> EXERCISE:
Copy each line of the data below exactly, leaving out pictures.

(Collected data entries)
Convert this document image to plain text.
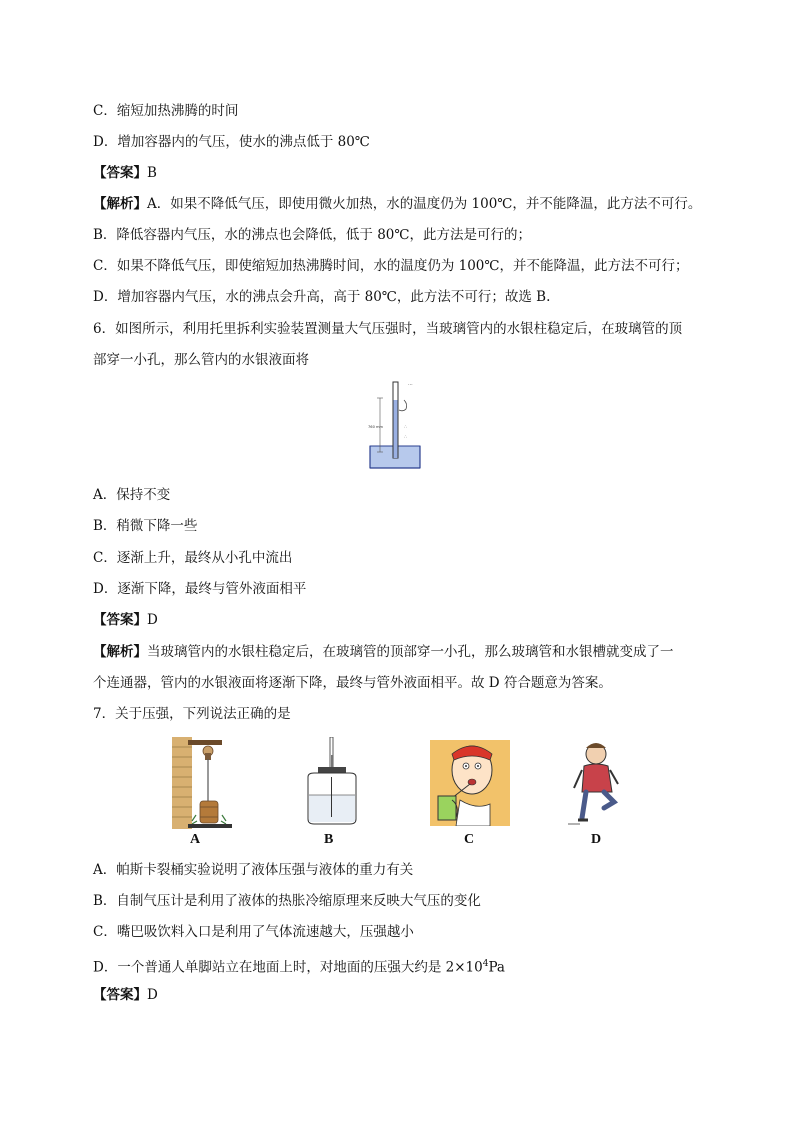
C．缩短加热沸腾的时间
D．增加容器内的气压，使水的沸点低于 80℃
【答案】B
【解析】A．如果不降低气压，即使用微火加热，水的温度仍为 100℃，并不能降温，此方法不可行。
B．降低容器内气压，水的沸点也会降低，低于 80℃，此方法是可行的；
C．如果不降低气压，即使缩短加热沸腾时间，水的温度仍为 100℃，并不能降温，此方法不可行；
D．增加容器内气压，水的沸点会升高，高于 80℃，此方法不可行；故选 B.
6．如图所示，利用托里拆利实验装置测量大气压强时，当玻璃管内的水银柱稳定后，在玻璃管的顶
部穿一小孔，那么管内的水银液面将
760 mm
⋯
∴
∴
A．保持不变
B．稍微下降一些
C．逐渐上升，最终从小孔中流出
D．逐渐下降，最终与管外液面相平
【答案】D
【解析】当玻璃管内的水银柱稳定后，在玻璃管的顶部穿一小孔，那么玻璃管和水银槽就变成了一
个连通器，管内的水银液面将逐渐下降，最终与管外液面相平。故 D 符合题意为答案。
7．关于压强，下列说法正确的是
A	B	C	D
A．帕斯卡裂桶实验说明了液体压强与液体的重力有关
B．自制气压计是利用了液体的热胀冷缩原理来反映大气压的变化
C．嘴巴吸饮料入口是利用了气体流速越大，压强越小
D．一个普通人单脚站立在地面上时，对地面的压强大约是 $2\times 10^4Pa$
【答案】D
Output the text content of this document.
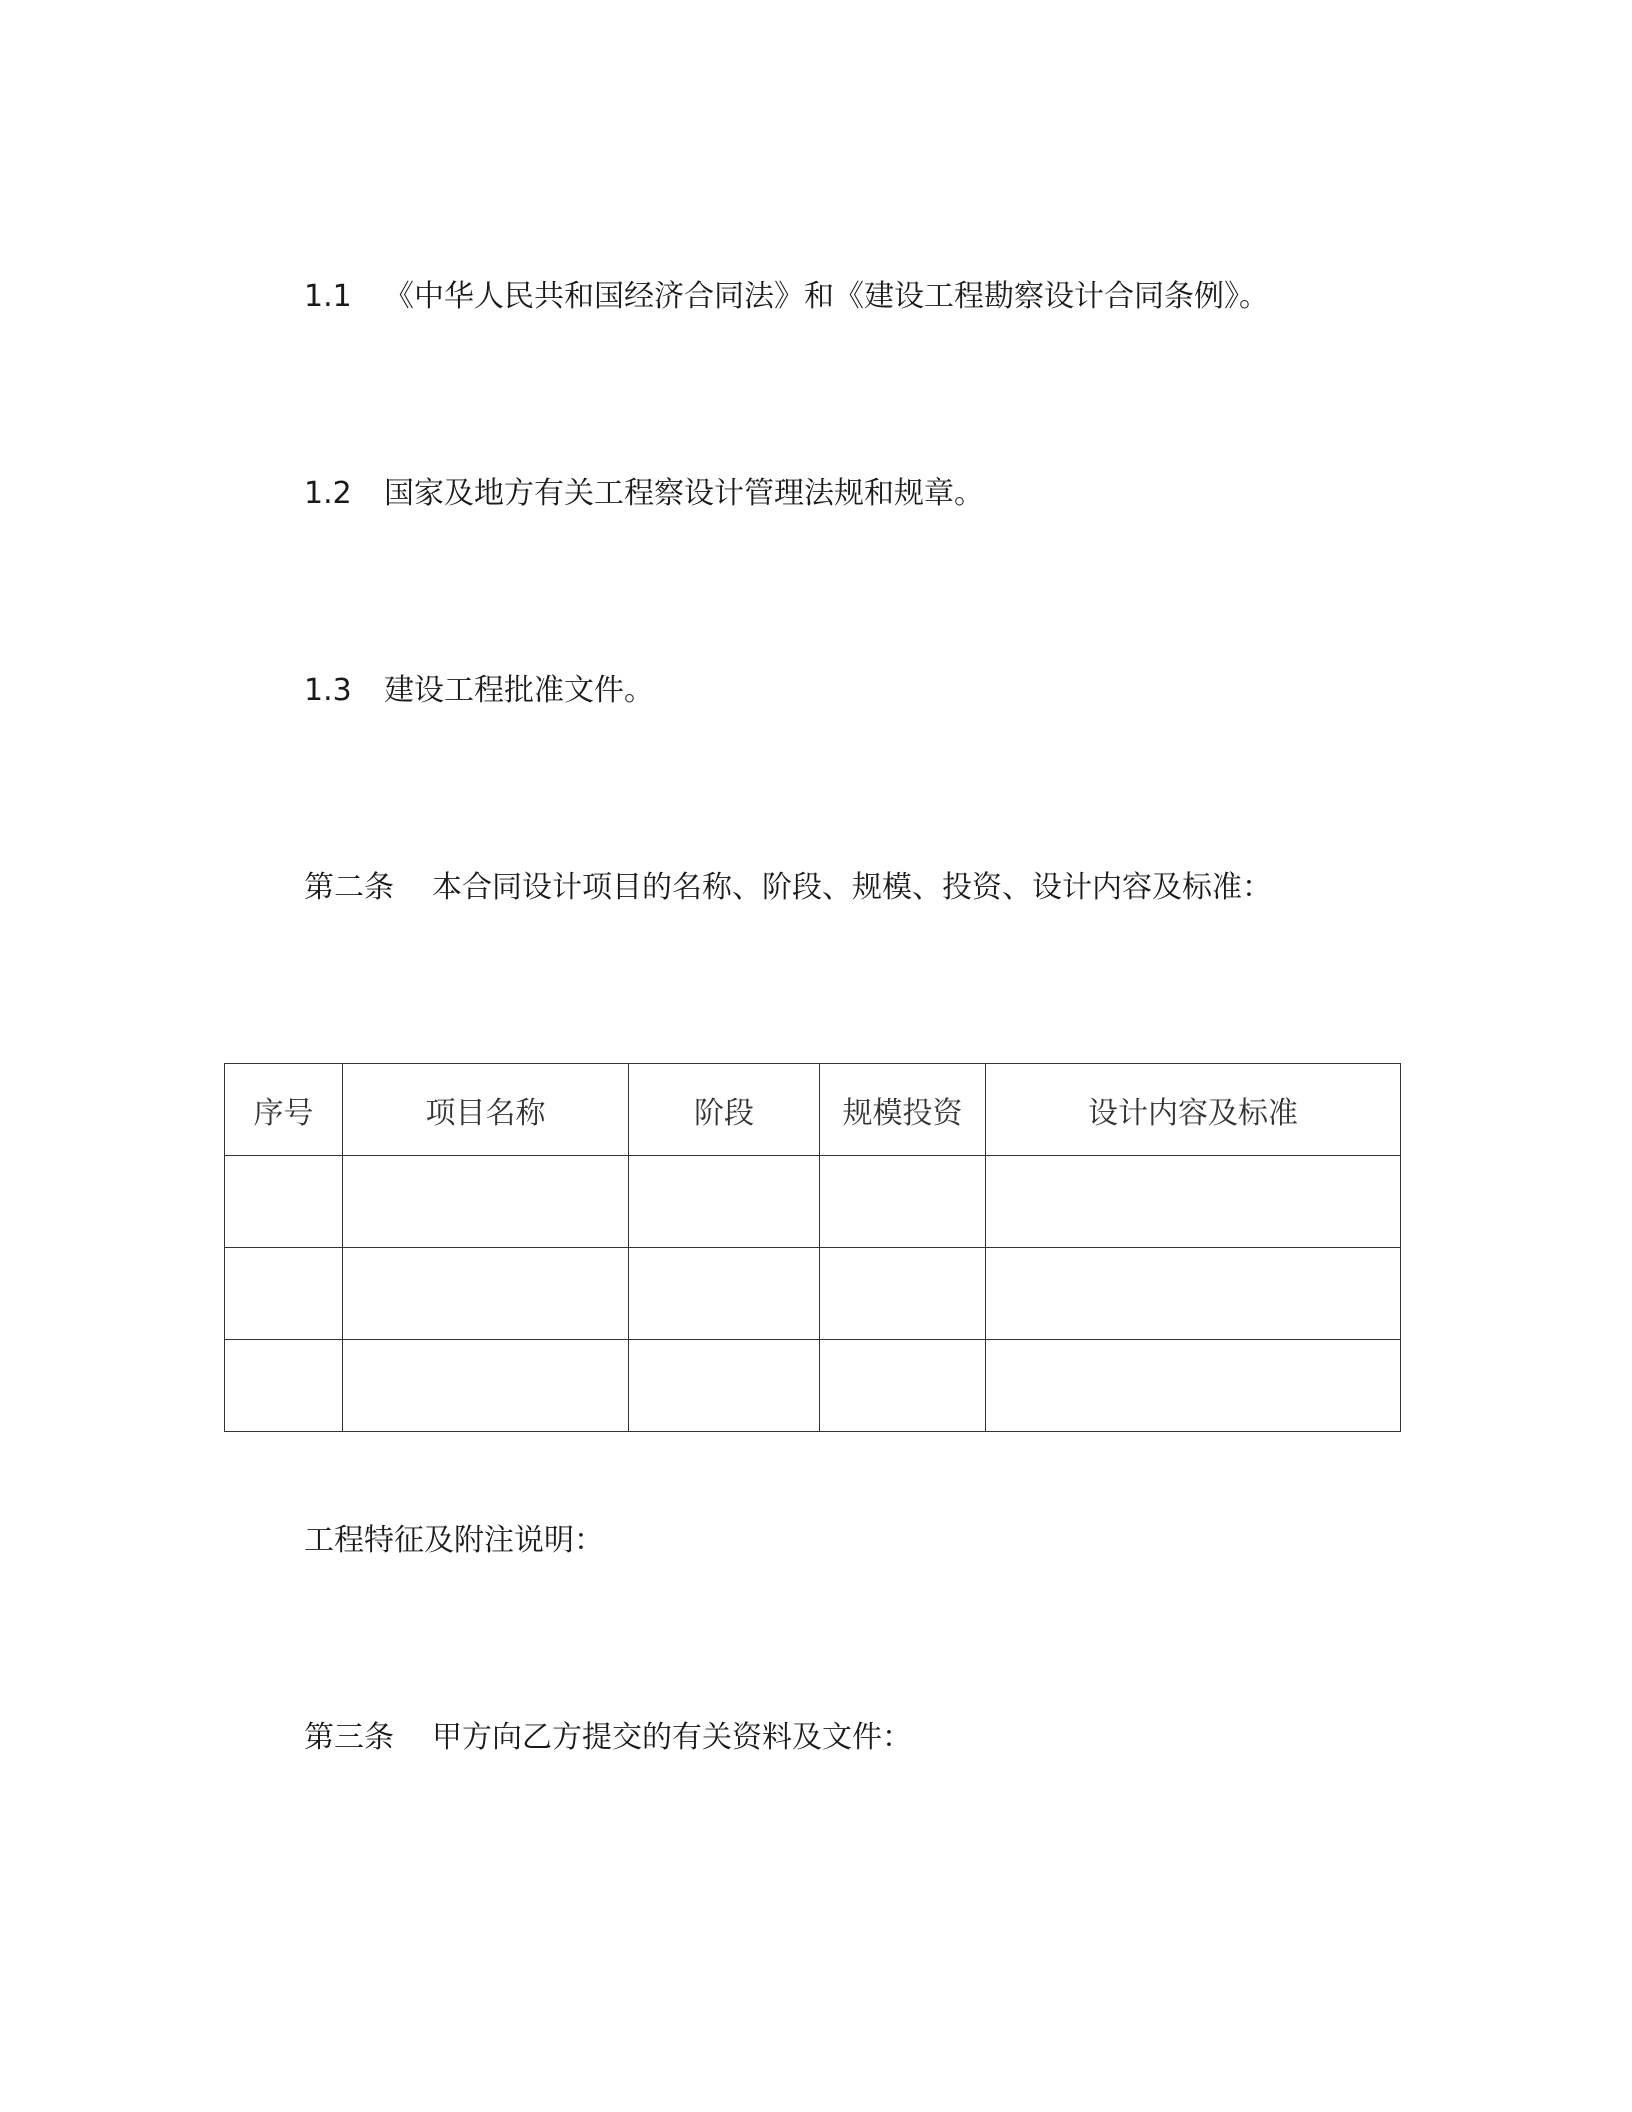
1.1 《中华人民共和国经济合同法》和《建设工程勘察设计合同条例》。
1.2 国家及地方有关工程察设计管理法规和规章。
1.3 建设工程批准文件。
第二条 本合同设计项目的名称、阶段、规模、投资、设计内容及标准：
序号	项目名称	阶段	规模投资	设计内容及标准

工程特征及附注说明：
第三条 甲方向乙方提交的有关资料及文件：
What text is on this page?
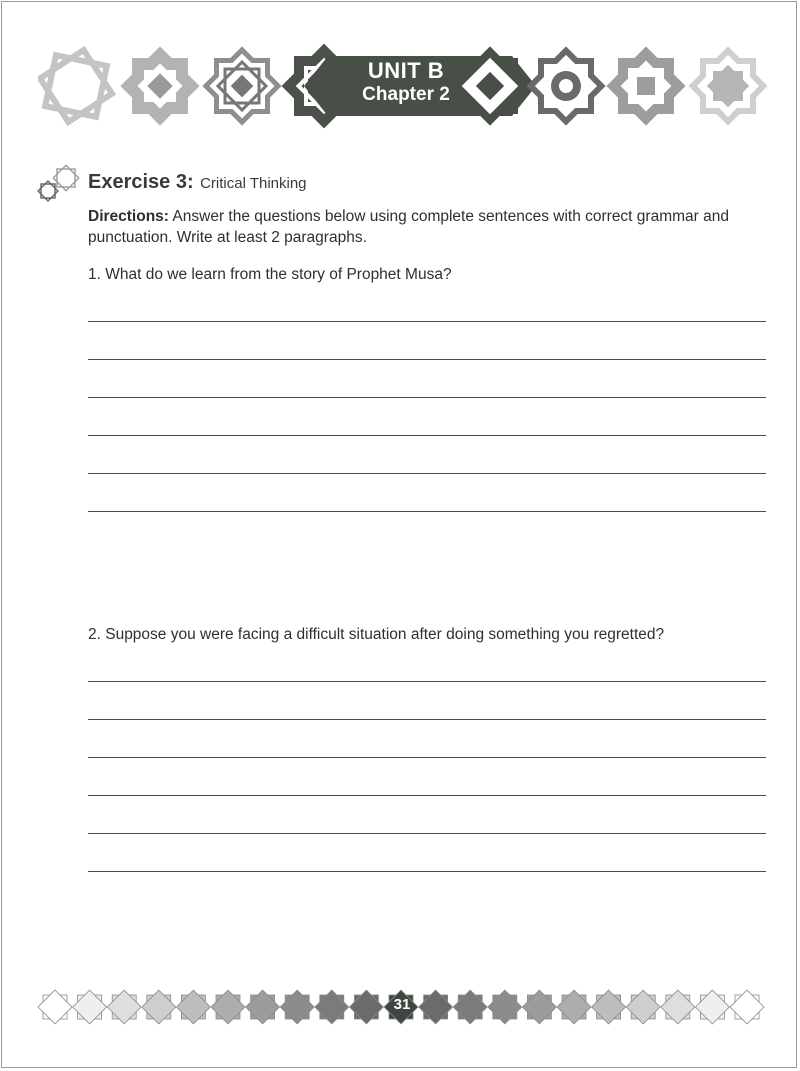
UNIT B
Chapter 2
Exercise 3: Critical Thinking
Directions: Answer the questions below using complete sentences with correct grammar and punctuation. Write at least 2 paragraphs.
1. What do we learn from the story of Prophet Musa?
2. Suppose you were facing a difficult situation after doing something you regretted?
31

> RESULT:
Convert this document image to plain text.
C．缩短加热沸腾的时间
D．增加容器内的气压，使水的沸点低于 80℃
【答案】B
【解析】A．如果不降低气压，即使用微火加热，水的温度仍为 100℃，并不能降温，此方法不可行。
B．降低容器内气压，水的沸点也会降低，低于 80℃，此方法是可行的；
C．如果不降低气压，即使缩短加热沸腾时间，水的温度仍为 100℃，并不能降温，此方法不可行；
D．增加容器内气压，水的沸点会升高，高于 80℃，此方法不可行；故选 B.
6．如图所示，利用托里拆利实验装置测量大气压强时，当玻璃管内的水银柱稳定后，在玻璃管的顶
部穿一小孔，那么管内的水银液面将
760 mm
⋯
∴
∴
A．保持不变
B．稍微下降一些
C．逐渐上升，最终从小孔中流出
D．逐渐下降，最终与管外液面相平
【答案】D
【解析】当玻璃管内的水银柱稳定后，在玻璃管的顶部穿一小孔，那么玻璃管和水银槽就变成了一
个连通器，管内的水银液面将逐渐下降，最终与管外液面相平。故 D 符合题意为答案。
7．关于压强，下列说法正确的是
A	B	C	D
A．帕斯卡裂桶实验说明了液体压强与液体的重力有关
B．自制气压计是利用了液体的热胀冷缩原理来反映大气压的变化
C．嘴巴吸饮料入口是利用了气体流速越大，压强越小
D．一个普通人单脚站立在地面上时，对地面的压强大约是 $2\times 10^4Pa$
【答案】D
Output the text content of this document.
1.1 《中华人民共和国经济合同法》和《建设工程勘察设计合同条例》。
1.2 国家及地方有关工程察设计管理法规和规章。
1.3 建设工程批准文件。
第二条 本合同设计项目的名称、阶段、规模、投资、设计内容及标准：
序号	项目名称	阶段	规模投资	设计内容及标准

工程特征及附注说明：
第三条 甲方向乙方提交的有关资料及文件：
What text is on this page?
UNIT B
Chapter 2
Exercise 3: Critical Thinking
Directions: Answer the questions below using complete sentences with correct grammar and punctuation. Write at least 2 paragraphs.
1. What do we learn from the story of Prophet Musa?
2. Suppose you were facing a difficult situation after doing something you regretted?
31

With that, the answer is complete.